>> BEGIN Listed entries

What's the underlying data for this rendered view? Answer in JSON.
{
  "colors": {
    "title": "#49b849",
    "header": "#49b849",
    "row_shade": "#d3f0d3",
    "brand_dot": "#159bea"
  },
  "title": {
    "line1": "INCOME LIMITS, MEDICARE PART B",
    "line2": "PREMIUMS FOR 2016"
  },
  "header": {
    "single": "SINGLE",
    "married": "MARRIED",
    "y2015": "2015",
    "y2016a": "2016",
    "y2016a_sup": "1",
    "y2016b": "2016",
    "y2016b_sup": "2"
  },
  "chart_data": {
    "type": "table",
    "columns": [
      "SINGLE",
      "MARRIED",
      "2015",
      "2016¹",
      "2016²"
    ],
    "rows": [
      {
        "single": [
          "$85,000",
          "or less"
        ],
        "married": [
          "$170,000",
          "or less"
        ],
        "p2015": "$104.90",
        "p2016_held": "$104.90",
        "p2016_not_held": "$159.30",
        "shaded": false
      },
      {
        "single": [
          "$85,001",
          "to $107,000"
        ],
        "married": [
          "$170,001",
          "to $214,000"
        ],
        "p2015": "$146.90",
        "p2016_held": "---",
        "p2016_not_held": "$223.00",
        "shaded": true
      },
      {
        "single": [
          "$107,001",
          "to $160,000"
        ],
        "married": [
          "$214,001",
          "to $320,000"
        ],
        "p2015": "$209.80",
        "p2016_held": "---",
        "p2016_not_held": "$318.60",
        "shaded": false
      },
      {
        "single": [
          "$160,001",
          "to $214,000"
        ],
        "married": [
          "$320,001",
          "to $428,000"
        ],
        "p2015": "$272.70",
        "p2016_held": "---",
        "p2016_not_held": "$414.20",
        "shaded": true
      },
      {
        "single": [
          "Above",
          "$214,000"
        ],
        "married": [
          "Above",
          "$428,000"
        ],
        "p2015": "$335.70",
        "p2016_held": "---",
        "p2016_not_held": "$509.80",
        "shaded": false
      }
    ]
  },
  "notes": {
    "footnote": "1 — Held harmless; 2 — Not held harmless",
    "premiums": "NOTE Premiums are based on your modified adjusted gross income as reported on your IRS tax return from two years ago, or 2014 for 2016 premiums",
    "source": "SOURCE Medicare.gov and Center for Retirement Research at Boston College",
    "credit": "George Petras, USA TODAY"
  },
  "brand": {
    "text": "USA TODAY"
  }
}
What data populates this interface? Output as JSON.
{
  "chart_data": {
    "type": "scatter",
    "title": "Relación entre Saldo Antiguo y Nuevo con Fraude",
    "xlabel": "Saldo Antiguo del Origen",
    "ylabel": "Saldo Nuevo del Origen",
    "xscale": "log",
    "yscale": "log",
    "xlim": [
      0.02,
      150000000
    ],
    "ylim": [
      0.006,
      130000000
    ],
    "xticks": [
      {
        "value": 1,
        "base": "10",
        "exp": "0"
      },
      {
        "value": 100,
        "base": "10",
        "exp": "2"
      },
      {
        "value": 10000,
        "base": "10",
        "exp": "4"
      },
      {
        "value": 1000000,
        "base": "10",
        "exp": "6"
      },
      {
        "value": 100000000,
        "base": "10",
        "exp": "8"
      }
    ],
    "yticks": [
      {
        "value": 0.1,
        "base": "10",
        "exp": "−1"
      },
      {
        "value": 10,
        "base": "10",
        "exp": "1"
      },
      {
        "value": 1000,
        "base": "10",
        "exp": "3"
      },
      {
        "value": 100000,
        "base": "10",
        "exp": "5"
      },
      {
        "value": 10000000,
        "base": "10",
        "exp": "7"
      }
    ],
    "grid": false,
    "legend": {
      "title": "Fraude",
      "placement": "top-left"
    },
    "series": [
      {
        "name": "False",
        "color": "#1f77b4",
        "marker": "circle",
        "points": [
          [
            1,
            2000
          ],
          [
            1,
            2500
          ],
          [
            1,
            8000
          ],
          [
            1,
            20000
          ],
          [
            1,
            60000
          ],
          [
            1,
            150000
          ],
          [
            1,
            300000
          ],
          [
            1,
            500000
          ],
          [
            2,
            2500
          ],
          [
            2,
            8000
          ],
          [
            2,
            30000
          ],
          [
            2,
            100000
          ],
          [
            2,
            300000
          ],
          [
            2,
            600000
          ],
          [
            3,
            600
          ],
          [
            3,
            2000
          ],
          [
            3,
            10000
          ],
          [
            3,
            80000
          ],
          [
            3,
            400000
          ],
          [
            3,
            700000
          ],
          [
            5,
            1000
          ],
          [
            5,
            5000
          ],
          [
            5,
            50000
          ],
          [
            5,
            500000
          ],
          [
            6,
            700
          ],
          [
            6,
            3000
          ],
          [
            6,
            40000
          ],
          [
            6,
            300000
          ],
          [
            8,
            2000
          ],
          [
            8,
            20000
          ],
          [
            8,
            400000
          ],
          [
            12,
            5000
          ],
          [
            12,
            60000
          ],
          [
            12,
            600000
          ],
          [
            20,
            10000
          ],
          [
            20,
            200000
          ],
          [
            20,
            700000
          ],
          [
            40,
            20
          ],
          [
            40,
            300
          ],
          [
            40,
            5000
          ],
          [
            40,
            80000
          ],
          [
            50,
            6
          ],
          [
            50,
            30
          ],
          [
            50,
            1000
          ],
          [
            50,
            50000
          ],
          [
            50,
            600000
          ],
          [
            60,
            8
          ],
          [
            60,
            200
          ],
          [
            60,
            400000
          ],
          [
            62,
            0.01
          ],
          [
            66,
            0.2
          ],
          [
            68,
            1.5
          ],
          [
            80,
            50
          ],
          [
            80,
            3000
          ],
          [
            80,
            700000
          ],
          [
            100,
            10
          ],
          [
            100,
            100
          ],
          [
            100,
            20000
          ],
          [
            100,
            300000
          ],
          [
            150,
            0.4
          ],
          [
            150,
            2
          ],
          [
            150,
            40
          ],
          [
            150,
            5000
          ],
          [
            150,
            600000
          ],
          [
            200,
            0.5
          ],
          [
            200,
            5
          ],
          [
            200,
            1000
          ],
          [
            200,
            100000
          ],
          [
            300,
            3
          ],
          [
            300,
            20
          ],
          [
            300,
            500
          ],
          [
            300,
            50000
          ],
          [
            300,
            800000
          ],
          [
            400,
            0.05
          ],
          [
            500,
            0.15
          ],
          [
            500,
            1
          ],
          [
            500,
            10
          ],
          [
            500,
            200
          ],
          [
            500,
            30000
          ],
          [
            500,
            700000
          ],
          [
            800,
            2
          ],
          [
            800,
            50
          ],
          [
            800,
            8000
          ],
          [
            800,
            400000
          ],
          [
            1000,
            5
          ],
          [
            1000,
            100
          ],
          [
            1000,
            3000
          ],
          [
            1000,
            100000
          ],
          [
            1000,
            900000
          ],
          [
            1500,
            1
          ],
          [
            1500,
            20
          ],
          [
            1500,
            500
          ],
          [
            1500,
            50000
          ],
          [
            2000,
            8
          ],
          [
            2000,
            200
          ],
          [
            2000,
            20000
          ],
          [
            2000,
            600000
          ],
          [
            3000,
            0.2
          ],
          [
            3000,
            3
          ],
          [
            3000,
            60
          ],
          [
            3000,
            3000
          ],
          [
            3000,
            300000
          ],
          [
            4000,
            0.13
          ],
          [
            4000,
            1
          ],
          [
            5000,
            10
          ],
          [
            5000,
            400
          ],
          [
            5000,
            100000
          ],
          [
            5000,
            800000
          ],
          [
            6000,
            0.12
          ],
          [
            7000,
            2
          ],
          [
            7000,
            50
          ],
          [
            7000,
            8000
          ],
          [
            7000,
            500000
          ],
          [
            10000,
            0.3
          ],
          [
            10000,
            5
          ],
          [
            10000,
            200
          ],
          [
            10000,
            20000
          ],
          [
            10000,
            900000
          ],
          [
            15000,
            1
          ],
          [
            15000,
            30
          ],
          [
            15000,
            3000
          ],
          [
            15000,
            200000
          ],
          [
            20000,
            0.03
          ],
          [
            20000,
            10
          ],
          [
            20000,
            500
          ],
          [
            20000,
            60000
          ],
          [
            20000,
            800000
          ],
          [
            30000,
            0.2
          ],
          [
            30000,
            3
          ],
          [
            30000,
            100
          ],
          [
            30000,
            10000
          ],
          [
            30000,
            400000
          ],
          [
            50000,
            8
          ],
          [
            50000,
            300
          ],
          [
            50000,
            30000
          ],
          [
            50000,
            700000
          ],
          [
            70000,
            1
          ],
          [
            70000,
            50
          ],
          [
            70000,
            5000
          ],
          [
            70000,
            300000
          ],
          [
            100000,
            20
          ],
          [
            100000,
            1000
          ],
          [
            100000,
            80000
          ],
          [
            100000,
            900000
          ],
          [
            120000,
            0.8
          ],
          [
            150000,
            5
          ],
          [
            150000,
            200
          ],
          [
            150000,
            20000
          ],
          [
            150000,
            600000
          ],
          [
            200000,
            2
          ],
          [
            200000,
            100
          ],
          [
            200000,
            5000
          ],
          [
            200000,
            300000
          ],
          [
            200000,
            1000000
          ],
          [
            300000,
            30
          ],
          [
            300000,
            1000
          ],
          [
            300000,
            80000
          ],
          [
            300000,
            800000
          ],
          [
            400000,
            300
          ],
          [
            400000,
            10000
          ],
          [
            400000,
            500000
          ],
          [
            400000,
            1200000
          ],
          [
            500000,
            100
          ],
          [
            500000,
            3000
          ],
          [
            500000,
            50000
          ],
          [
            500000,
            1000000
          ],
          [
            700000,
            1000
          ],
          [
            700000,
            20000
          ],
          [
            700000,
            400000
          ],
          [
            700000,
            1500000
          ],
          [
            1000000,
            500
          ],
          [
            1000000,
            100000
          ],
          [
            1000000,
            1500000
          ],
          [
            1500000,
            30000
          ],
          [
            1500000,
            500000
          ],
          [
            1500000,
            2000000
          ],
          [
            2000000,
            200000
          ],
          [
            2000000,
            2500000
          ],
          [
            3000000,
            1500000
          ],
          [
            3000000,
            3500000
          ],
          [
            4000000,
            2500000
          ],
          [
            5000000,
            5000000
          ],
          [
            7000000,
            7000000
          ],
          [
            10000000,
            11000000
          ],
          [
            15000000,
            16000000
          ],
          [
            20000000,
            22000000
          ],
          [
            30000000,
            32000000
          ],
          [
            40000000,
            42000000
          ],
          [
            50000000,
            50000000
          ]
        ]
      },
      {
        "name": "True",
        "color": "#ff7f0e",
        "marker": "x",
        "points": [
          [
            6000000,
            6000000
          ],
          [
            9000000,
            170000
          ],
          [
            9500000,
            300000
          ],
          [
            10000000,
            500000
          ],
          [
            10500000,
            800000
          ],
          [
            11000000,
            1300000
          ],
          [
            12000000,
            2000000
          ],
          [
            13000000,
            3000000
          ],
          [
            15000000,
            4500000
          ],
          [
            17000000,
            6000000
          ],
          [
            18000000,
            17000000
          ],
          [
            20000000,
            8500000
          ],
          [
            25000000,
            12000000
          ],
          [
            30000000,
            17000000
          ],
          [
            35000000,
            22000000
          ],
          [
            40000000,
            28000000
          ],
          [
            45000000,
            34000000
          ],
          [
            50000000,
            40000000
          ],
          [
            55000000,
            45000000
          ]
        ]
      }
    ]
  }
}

>> END Listed entries

▶ Short problem
Tally every line of the data that holds the word "JSON" and write the count alone.

▶ Exercise answer
2